━━ Data rows

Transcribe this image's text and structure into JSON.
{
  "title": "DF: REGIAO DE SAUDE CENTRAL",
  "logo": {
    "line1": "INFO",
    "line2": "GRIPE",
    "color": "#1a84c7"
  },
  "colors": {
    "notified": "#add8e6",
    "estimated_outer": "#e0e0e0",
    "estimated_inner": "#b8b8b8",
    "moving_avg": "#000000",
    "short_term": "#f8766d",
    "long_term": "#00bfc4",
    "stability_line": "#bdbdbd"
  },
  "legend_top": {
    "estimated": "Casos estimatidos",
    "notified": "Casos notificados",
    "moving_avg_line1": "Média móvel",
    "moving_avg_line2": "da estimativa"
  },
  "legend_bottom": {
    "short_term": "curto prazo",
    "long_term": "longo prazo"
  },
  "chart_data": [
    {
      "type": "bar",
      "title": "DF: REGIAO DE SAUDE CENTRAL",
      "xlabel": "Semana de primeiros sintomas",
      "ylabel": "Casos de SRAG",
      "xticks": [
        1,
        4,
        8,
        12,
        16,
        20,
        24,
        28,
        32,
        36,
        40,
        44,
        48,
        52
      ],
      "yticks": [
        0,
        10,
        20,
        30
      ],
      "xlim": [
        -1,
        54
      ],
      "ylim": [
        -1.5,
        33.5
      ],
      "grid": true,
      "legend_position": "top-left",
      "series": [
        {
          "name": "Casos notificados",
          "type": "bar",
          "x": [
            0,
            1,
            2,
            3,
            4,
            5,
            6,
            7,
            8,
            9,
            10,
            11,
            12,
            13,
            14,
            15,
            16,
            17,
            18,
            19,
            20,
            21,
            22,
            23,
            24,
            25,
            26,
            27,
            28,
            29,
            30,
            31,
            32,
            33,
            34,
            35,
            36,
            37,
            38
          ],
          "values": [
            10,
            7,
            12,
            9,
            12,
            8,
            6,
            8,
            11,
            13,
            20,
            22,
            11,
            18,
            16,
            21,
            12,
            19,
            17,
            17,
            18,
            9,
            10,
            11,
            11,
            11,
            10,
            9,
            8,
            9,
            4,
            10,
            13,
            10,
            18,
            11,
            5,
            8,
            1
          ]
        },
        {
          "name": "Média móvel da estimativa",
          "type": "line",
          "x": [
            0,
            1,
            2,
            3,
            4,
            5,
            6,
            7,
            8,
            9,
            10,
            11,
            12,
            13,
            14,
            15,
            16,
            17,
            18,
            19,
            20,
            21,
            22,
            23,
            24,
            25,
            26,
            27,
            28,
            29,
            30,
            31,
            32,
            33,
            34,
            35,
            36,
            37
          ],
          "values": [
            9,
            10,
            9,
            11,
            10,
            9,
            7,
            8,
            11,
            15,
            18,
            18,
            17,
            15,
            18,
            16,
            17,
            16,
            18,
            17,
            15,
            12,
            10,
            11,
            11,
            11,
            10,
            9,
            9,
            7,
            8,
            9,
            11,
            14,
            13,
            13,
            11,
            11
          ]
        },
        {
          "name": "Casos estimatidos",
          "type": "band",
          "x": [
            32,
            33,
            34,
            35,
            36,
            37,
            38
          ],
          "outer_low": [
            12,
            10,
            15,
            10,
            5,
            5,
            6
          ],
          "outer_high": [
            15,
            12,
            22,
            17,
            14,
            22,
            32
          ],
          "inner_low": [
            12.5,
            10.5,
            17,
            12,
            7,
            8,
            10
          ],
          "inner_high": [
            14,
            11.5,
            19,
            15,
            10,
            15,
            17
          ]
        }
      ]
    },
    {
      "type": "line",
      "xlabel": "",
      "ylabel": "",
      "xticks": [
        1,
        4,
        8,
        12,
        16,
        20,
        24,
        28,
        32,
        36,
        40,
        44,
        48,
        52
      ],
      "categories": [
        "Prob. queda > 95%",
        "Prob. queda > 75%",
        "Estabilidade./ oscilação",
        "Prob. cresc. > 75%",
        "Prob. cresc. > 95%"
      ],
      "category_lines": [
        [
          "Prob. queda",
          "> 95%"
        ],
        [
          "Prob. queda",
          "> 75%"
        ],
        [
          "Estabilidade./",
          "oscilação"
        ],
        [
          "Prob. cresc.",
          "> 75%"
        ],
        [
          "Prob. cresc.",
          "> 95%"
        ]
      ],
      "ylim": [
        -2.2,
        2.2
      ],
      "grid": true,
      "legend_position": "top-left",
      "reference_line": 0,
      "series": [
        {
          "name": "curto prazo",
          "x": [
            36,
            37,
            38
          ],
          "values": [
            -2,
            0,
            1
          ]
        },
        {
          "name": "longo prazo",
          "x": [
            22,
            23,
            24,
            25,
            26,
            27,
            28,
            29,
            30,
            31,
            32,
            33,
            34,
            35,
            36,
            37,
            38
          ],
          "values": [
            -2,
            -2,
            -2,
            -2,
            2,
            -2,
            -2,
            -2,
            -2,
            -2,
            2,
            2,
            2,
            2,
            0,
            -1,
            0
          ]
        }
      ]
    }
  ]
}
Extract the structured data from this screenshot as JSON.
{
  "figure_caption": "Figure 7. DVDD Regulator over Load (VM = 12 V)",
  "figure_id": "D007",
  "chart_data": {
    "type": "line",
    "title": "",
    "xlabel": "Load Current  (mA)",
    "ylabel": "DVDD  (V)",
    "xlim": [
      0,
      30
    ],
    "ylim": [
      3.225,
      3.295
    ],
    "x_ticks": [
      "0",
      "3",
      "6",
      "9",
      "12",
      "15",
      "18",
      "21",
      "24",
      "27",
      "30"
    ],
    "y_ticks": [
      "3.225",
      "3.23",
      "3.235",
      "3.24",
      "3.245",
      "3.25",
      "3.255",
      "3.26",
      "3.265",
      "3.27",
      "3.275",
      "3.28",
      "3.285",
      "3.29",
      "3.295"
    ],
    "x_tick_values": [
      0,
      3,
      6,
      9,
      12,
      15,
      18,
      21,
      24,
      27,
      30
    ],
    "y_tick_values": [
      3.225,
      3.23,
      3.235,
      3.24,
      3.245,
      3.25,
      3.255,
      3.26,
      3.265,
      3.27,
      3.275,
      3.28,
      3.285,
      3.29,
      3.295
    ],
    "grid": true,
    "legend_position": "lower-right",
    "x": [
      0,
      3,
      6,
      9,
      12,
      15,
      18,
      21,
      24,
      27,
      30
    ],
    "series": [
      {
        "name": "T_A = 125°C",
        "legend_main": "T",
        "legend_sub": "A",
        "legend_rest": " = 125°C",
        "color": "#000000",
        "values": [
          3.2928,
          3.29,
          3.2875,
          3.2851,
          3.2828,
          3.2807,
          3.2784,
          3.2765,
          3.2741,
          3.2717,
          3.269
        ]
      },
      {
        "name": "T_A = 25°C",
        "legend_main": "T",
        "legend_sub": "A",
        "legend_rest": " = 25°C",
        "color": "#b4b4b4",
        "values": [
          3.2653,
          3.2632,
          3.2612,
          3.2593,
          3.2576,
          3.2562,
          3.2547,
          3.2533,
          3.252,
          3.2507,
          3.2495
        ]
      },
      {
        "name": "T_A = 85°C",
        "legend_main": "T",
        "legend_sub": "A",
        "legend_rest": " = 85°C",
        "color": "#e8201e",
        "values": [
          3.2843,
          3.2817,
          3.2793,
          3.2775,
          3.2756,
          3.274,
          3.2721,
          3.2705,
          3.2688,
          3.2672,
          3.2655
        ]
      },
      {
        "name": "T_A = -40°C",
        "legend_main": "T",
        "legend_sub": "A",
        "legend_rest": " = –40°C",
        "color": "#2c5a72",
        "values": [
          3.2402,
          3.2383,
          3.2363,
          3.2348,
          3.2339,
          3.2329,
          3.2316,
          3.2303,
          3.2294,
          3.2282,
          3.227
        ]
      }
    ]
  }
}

━━━━

Task
Copy each line of the entries that includes the word "móvel".

Answer to the exercise
    "moving_avg_line1": "Média móvel",
          "name": "Média móvel da estimativa",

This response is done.